▸ Datos de entrada:
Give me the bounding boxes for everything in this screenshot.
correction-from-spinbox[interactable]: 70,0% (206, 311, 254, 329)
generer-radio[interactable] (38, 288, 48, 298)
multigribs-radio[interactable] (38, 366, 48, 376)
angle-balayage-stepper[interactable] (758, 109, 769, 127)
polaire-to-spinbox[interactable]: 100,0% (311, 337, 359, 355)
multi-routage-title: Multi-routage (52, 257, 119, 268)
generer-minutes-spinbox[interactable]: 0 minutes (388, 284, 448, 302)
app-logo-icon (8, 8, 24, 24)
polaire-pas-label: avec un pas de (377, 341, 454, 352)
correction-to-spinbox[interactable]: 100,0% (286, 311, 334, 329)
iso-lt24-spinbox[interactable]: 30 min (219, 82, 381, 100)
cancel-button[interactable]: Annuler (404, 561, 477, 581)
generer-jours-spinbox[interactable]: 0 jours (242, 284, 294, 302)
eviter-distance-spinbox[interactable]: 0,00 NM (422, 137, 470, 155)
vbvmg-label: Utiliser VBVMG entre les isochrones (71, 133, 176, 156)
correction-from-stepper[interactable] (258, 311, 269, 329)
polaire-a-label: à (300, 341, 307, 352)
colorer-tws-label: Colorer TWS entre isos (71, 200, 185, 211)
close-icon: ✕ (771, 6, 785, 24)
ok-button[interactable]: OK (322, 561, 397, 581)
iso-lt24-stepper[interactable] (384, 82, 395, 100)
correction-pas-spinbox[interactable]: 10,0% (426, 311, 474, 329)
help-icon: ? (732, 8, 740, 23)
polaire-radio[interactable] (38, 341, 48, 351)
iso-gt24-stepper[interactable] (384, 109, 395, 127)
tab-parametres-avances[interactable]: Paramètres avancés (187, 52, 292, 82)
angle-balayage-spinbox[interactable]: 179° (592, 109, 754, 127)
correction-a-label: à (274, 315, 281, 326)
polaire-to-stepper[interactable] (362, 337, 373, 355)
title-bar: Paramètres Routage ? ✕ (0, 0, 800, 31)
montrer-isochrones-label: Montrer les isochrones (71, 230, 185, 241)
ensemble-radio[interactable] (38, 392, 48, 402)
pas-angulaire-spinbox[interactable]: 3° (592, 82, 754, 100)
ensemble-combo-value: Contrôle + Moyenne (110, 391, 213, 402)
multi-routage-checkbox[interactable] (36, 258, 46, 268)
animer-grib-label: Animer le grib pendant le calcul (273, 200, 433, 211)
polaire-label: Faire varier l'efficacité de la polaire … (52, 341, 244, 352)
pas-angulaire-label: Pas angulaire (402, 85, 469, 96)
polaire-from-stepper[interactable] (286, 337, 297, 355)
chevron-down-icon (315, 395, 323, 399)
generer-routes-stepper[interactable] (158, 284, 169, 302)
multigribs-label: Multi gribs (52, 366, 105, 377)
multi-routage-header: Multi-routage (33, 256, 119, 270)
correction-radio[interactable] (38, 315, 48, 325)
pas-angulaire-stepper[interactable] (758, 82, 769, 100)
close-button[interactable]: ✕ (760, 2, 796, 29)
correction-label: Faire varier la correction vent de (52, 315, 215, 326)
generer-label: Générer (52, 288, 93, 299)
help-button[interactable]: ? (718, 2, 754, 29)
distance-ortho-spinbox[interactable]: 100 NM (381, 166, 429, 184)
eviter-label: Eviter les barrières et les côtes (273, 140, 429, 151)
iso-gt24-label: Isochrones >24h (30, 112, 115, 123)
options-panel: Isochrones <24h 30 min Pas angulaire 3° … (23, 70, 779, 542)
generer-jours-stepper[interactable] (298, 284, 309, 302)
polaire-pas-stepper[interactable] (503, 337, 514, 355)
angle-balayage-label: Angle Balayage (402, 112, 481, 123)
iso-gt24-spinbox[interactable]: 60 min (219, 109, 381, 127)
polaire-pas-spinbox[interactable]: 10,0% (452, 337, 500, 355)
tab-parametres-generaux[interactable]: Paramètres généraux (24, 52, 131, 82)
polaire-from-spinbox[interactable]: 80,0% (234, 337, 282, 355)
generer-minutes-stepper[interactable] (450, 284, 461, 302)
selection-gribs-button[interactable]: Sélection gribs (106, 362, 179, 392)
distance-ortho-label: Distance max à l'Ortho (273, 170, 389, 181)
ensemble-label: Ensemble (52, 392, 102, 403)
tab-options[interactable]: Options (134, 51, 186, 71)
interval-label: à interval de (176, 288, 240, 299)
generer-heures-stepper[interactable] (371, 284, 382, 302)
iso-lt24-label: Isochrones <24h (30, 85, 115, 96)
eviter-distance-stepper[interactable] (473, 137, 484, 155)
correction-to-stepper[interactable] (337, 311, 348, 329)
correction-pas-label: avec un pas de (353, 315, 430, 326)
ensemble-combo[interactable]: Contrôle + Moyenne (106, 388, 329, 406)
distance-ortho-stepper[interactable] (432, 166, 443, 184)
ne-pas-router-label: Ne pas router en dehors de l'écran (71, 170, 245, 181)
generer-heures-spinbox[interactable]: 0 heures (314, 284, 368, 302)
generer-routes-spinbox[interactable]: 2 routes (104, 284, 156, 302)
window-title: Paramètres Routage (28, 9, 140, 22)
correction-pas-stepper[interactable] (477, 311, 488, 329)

▸ Objetivo: Reproduce literalmente cada una de las líneas de los registros, sin omitir ninguna.

▸ Resultado del ejercicio:
Give me the bounding boxes for everything in this screenshot.
correction-from-spinbox[interactable]: 70,0% (206, 311, 254, 329)
generer-radio[interactable] (38, 288, 48, 298)
multigribs-radio[interactable] (38, 366, 48, 376)
angle-balayage-stepper[interactable] (758, 109, 769, 127)
polaire-to-spinbox[interactable]: 100,0% (311, 337, 359, 355)
multi-routage-title: Multi-routage (52, 257, 119, 268)
generer-minutes-spinbox[interactable]: 0 minutes (388, 284, 448, 302)
app-logo-icon (8, 8, 24, 24)
polaire-pas-label: avec un pas de (377, 341, 454, 352)
correction-to-spinbox[interactable]: 100,0% (286, 311, 334, 329)
iso-lt24-spinbox[interactable]: 30 min (219, 82, 381, 100)
cancel-button[interactable]: Annuler (404, 561, 477, 581)
generer-jours-spinbox[interactable]: 0 jours (242, 284, 294, 302)
eviter-distance-spinbox[interactable]: 0,00 NM (422, 137, 470, 155)
vbvmg-label: Utiliser VBVMG entre les isochrones (71, 133, 176, 156)
correction-from-stepper[interactable] (258, 311, 269, 329)
polaire-a-label: à (300, 341, 307, 352)
colorer-tws-label: Colorer TWS entre isos (71, 200, 185, 211)
close-icon: ✕ (771, 6, 785, 24)
ok-button[interactable]: OK (322, 561, 397, 581)
iso-lt24-stepper[interactable] (384, 82, 395, 100)
correction-pas-spinbox[interactable]: 10,0% (426, 311, 474, 329)
help-icon: ? (732, 8, 740, 23)
polaire-radio[interactable] (38, 341, 48, 351)
iso-gt24-stepper[interactable] (384, 109, 395, 127)
tab-parametres-avances[interactable]: Paramètres avancés (187, 52, 292, 82)
angle-balayage-spinbox[interactable]: 179° (592, 109, 754, 127)
correction-a-label: à (274, 315, 281, 326)
polaire-to-stepper[interactable] (362, 337, 373, 355)
title-bar: Paramètres Routage ? ✕ (0, 0, 800, 31)
montrer-isochrones-label: Montrer les isochrones (71, 230, 185, 241)
ensemble-radio[interactable] (38, 392, 48, 402)
pas-angulaire-spinbox[interactable]: 3° (592, 82, 754, 100)
ensemble-combo-value: Contrôle + Moyenne (110, 391, 213, 402)
multi-routage-checkbox[interactable] (36, 258, 46, 268)
animer-grib-label: Animer le grib pendant le calcul (273, 200, 433, 211)
polaire-label: Faire varier l'efficacité de la polaire … (52, 341, 244, 352)
pas-angulaire-label: Pas angulaire (402, 85, 469, 96)
polaire-from-stepper[interactable] (286, 337, 297, 355)
chevron-down-icon (315, 395, 323, 399)
generer-routes-stepper[interactable] (158, 284, 169, 302)
multigribs-label: Multi gribs (52, 366, 105, 377)
multi-routage-header: Multi-routage (33, 256, 119, 270)
correction-radio[interactable] (38, 315, 48, 325)
pas-angulaire-stepper[interactable] (758, 82, 769, 100)
close-button[interactable]: ✕ (760, 2, 796, 29)
correction-label: Faire varier la correction vent de (52, 315, 215, 326)
generer-label: Générer (52, 288, 93, 299)
help-button[interactable]: ? (718, 2, 754, 29)
distance-ortho-spinbox[interactable]: 100 NM (381, 166, 429, 184)
eviter-label: Eviter les barrières et les côtes (273, 140, 429, 151)
iso-gt24-label: Isochrones >24h (30, 112, 115, 123)
options-panel: Isochrones <24h 30 min Pas angulaire 3° … (23, 70, 779, 542)
generer-jours-stepper[interactable] (298, 284, 309, 302)
polaire-pas-stepper[interactable] (503, 337, 514, 355)
angle-balayage-label: Angle Balayage (402, 112, 481, 123)
iso-gt24-spinbox[interactable]: 60 min (219, 109, 381, 127)
polaire-pas-spinbox[interactable]: 10,0% (452, 337, 500, 355)
tab-parametres-generaux[interactable]: Paramètres généraux (24, 52, 131, 82)
polaire-from-spinbox[interactable]: 80,0% (234, 337, 282, 355)
generer-minutes-stepper[interactable] (450, 284, 461, 302)
selection-gribs-button[interactable]: Sélection gribs (106, 362, 179, 392)
distance-ortho-label: Distance max à l'Ortho (273, 170, 389, 181)
ensemble-label: Ensemble (52, 392, 102, 403)
tab-options[interactable]: Options (134, 51, 186, 71)
interval-label: à interval de (176, 288, 240, 299)
generer-heures-stepper[interactable] (371, 284, 382, 302)
iso-lt24-label: Isochrones <24h (30, 85, 115, 96)
eviter-distance-stepper[interactable] (473, 137, 484, 155)
correction-to-stepper[interactable] (337, 311, 348, 329)
correction-pas-label: avec un pas de (353, 315, 430, 326)
ensemble-combo[interactable]: Contrôle + Moyenne (106, 388, 329, 406)
distance-ortho-stepper[interactable] (432, 166, 443, 184)
ne-pas-router-label: Ne pas router en dehors de l'écran (71, 170, 245, 181)
generer-heures-spinbox[interactable]: 0 heures (314, 284, 368, 302)
generer-routes-spinbox[interactable]: 2 routes (104, 284, 156, 302)
window-title: Paramètres Routage (28, 9, 140, 22)
correction-pas-stepper[interactable] (477, 311, 488, 329)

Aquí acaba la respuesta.